WHAT IS NEEDED ▸
From the records below, copy every line that contains the word "JSON".
* start *
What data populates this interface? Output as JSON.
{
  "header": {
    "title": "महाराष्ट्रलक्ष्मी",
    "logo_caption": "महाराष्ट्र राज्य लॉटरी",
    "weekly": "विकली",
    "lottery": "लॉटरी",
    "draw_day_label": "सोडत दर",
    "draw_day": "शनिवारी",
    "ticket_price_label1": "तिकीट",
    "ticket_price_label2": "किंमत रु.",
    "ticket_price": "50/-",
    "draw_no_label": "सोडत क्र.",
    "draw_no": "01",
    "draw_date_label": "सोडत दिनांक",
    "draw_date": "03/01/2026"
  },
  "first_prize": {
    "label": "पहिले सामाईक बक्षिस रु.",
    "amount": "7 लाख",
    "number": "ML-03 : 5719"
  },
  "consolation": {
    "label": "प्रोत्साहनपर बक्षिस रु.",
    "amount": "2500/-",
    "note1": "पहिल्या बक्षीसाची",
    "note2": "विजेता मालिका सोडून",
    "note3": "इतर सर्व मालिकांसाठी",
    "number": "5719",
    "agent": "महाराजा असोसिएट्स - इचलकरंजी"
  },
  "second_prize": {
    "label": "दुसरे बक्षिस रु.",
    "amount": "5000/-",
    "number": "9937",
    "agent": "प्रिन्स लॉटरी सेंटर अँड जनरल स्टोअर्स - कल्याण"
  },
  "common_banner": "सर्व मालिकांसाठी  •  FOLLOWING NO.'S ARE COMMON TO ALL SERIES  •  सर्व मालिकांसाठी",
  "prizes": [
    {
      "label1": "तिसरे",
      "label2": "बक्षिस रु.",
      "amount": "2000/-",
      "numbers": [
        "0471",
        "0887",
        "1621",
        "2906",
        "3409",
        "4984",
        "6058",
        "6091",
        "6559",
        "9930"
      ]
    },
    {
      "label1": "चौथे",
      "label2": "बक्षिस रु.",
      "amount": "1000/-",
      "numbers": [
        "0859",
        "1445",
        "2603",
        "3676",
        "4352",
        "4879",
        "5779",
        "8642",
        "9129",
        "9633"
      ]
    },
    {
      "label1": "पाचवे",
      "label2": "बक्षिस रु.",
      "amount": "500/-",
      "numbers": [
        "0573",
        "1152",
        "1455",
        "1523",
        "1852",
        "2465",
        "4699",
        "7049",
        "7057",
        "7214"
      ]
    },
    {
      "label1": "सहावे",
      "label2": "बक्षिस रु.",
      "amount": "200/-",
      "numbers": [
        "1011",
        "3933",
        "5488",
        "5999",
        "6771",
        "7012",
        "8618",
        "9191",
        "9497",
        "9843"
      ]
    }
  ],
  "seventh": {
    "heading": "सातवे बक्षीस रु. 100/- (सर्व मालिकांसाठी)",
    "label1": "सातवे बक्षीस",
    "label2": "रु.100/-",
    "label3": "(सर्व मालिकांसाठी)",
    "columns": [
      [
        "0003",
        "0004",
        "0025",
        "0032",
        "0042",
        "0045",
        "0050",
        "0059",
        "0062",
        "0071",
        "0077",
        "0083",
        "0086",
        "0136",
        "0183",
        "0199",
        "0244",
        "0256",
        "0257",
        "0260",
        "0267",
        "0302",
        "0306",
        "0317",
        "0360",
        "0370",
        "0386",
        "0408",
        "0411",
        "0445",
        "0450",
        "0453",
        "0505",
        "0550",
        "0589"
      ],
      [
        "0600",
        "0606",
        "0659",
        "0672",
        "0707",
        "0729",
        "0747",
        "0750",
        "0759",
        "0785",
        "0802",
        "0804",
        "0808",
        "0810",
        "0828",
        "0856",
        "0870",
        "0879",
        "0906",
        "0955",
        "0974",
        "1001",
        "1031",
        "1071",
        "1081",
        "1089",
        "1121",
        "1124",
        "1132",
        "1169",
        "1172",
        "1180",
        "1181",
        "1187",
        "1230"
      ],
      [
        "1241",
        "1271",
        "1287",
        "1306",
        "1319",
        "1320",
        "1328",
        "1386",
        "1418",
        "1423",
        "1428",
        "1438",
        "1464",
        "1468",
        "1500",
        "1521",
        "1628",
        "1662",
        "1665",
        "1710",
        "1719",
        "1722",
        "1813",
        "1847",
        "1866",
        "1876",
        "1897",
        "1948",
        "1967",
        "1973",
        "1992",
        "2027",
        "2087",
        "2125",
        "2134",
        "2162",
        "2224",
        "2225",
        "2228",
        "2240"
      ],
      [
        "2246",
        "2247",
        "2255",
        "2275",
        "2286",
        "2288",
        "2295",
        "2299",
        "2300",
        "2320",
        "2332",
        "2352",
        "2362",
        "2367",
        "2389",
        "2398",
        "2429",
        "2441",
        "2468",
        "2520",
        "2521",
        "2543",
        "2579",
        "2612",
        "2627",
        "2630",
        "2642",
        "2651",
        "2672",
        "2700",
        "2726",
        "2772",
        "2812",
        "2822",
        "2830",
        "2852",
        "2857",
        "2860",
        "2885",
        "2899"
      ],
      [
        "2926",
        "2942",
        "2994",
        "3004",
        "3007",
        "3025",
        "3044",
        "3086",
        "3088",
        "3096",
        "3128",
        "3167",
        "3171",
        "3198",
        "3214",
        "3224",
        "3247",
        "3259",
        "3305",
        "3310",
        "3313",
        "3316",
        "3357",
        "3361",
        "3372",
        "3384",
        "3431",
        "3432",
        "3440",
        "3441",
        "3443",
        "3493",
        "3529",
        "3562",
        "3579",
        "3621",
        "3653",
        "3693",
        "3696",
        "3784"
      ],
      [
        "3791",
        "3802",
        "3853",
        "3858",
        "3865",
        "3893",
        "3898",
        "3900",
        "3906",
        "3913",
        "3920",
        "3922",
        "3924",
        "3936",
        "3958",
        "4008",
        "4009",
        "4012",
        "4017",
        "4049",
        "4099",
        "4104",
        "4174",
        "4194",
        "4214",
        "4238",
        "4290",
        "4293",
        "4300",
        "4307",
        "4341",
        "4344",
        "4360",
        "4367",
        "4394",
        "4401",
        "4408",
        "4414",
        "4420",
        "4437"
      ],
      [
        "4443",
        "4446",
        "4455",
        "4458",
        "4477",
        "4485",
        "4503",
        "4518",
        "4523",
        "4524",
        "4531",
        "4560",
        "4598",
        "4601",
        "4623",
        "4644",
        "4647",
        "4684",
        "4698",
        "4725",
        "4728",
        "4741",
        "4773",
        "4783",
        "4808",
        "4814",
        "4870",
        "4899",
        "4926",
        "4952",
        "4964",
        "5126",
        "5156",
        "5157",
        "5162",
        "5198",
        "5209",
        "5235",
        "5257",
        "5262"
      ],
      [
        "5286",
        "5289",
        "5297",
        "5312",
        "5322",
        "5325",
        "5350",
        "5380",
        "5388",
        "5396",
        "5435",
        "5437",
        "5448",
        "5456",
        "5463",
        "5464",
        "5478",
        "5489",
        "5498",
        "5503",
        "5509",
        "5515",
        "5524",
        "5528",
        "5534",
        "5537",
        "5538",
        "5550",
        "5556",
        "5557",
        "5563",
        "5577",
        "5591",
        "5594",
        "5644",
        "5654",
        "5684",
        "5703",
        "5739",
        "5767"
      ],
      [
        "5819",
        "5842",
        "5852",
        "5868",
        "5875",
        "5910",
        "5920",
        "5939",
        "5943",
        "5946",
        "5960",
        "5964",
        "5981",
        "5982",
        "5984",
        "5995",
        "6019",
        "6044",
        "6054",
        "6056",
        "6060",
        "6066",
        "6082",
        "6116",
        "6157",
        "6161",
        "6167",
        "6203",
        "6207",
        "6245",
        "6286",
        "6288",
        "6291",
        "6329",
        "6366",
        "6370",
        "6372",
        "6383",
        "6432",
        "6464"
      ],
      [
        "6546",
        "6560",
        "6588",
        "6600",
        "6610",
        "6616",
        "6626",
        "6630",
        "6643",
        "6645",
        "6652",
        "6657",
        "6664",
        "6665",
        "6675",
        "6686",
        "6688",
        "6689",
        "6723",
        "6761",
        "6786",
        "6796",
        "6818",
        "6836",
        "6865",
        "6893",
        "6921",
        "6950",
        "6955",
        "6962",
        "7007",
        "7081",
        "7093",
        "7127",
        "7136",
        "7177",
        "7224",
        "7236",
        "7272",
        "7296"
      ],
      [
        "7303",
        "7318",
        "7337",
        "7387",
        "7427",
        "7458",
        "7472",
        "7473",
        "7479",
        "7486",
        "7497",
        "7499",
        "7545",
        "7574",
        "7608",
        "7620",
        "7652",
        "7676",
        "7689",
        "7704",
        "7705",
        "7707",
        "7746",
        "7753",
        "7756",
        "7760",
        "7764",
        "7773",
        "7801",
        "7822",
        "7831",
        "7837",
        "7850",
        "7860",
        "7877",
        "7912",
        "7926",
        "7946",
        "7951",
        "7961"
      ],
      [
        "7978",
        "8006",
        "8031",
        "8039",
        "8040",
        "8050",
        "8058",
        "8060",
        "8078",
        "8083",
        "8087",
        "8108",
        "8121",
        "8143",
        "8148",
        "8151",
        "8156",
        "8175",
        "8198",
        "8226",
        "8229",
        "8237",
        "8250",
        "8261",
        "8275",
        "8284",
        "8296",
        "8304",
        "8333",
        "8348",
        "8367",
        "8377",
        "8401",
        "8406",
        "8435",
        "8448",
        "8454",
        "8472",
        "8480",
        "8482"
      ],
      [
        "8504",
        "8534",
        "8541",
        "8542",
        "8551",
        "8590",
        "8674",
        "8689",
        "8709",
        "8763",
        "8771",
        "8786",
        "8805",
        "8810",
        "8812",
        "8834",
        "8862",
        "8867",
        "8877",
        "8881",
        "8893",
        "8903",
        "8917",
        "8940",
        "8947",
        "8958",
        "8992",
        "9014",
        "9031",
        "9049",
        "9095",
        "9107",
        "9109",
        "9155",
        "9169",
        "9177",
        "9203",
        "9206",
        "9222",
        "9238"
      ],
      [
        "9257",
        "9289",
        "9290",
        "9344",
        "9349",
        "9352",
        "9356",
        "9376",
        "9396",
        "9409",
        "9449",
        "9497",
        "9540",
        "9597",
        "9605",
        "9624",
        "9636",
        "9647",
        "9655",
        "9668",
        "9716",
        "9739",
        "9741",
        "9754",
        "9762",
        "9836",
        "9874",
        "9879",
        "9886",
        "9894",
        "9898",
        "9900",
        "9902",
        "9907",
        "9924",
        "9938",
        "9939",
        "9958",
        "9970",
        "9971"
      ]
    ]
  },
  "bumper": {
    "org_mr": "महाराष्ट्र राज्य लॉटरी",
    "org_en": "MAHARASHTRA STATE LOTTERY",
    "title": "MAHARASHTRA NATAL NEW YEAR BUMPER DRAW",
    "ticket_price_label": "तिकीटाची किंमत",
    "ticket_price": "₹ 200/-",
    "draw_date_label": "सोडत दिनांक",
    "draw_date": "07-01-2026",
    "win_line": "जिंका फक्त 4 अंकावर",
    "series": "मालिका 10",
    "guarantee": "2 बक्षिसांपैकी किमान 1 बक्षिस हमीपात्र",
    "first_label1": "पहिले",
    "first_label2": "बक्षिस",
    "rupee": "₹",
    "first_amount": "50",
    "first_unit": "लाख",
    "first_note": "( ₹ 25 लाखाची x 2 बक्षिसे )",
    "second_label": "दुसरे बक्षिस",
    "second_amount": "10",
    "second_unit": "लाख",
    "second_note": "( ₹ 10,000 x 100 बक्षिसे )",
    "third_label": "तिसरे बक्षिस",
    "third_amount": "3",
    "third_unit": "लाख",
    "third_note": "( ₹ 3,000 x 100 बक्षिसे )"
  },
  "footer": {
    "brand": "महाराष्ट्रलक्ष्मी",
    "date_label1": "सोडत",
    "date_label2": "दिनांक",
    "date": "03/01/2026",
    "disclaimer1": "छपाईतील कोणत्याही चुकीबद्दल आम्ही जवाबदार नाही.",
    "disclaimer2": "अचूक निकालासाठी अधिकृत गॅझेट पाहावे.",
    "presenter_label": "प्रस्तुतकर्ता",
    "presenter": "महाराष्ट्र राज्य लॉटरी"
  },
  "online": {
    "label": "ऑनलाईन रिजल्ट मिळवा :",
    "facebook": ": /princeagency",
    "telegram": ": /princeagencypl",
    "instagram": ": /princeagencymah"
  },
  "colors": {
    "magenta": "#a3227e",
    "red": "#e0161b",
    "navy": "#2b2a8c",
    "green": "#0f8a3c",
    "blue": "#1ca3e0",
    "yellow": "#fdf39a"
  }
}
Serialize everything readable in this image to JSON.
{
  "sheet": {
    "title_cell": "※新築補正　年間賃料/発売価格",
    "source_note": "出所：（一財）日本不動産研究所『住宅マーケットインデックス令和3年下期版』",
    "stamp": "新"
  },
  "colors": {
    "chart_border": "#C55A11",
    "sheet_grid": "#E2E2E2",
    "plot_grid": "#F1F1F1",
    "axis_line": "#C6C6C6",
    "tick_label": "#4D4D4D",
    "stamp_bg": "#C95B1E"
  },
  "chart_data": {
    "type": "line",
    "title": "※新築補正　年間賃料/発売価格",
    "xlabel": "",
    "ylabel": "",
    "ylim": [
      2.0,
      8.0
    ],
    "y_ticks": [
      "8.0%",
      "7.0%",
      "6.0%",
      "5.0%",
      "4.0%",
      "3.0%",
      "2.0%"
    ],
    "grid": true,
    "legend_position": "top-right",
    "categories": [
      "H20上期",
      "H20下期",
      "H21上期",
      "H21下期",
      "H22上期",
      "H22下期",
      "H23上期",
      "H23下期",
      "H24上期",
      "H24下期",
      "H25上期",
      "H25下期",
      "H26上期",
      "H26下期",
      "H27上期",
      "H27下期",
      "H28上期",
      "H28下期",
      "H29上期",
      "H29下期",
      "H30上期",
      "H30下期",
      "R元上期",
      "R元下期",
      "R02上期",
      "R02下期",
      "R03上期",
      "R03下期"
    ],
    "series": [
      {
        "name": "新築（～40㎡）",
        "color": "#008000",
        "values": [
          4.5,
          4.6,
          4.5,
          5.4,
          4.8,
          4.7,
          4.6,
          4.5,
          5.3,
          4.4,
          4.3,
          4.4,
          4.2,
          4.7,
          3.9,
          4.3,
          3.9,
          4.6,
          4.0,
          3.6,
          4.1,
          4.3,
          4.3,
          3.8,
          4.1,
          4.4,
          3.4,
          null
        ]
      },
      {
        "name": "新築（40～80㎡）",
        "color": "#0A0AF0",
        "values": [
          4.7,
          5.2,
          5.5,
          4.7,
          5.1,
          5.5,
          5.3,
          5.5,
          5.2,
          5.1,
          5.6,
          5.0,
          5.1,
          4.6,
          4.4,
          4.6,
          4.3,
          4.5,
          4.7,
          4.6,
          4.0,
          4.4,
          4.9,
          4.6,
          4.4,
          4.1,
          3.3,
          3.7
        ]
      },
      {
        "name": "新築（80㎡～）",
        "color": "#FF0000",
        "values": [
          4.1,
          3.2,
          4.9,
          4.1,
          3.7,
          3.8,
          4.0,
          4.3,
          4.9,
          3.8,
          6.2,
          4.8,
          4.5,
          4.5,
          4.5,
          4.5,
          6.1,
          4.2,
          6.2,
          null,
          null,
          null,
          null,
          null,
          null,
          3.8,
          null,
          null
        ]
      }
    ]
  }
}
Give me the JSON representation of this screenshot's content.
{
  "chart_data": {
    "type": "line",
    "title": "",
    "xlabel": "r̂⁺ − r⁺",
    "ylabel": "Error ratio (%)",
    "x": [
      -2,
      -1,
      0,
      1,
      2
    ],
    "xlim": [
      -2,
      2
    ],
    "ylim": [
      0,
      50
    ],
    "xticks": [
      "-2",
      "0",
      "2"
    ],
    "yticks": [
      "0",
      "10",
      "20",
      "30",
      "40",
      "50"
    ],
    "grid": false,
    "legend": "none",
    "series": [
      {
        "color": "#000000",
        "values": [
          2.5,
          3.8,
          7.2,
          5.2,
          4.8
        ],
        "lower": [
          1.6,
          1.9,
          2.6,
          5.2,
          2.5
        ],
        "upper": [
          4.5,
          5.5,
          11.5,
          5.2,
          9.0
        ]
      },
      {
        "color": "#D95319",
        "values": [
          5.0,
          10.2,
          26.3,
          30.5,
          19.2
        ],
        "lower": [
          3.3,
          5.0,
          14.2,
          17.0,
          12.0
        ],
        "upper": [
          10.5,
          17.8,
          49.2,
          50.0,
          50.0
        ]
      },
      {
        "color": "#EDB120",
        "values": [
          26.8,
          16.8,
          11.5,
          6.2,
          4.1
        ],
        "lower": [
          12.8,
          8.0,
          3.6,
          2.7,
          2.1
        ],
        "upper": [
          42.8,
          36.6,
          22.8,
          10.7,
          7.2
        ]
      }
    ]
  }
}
* end *
TASK RESPONSE ▸
What data populates this interface? Output as JSON.
Serialize everything readable in this image to JSON.
Give me the JSON representation of this screenshot's content.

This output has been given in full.